## [Work instructions]
Every line with the word "Direzione" in it should be extracted from the data that follows.

+ + + +

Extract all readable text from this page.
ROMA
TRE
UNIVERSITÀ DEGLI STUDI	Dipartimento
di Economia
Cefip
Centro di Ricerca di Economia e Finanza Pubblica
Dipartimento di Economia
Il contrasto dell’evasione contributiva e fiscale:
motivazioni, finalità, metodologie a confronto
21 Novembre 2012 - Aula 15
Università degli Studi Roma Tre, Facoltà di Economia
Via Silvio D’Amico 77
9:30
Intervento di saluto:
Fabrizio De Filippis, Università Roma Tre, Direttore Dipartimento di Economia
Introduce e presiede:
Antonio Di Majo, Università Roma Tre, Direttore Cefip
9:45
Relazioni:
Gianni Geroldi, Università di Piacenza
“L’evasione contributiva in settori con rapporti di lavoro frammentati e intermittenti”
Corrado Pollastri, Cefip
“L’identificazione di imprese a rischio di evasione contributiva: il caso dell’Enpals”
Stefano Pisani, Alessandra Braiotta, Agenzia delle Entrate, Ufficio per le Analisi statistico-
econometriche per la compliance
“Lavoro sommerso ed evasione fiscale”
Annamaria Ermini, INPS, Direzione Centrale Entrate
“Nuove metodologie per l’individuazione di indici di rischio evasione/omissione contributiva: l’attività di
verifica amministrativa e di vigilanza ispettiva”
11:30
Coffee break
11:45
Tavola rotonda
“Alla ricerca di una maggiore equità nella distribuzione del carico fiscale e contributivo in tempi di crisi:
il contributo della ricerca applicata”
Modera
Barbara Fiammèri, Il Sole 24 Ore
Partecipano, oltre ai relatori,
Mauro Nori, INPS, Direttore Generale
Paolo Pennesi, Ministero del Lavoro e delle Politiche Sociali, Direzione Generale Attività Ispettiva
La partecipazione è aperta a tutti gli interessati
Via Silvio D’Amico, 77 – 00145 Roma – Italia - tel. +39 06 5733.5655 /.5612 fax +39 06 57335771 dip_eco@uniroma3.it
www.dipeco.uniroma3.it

+ + + +

## [Final answer]
Annamaria Ermini, INPS, Direzione Centrale Entrate
Paolo Pennesi, Ministero del Lavoro e delle Politiche Sociali, Direzione Generale Attività Ispettiva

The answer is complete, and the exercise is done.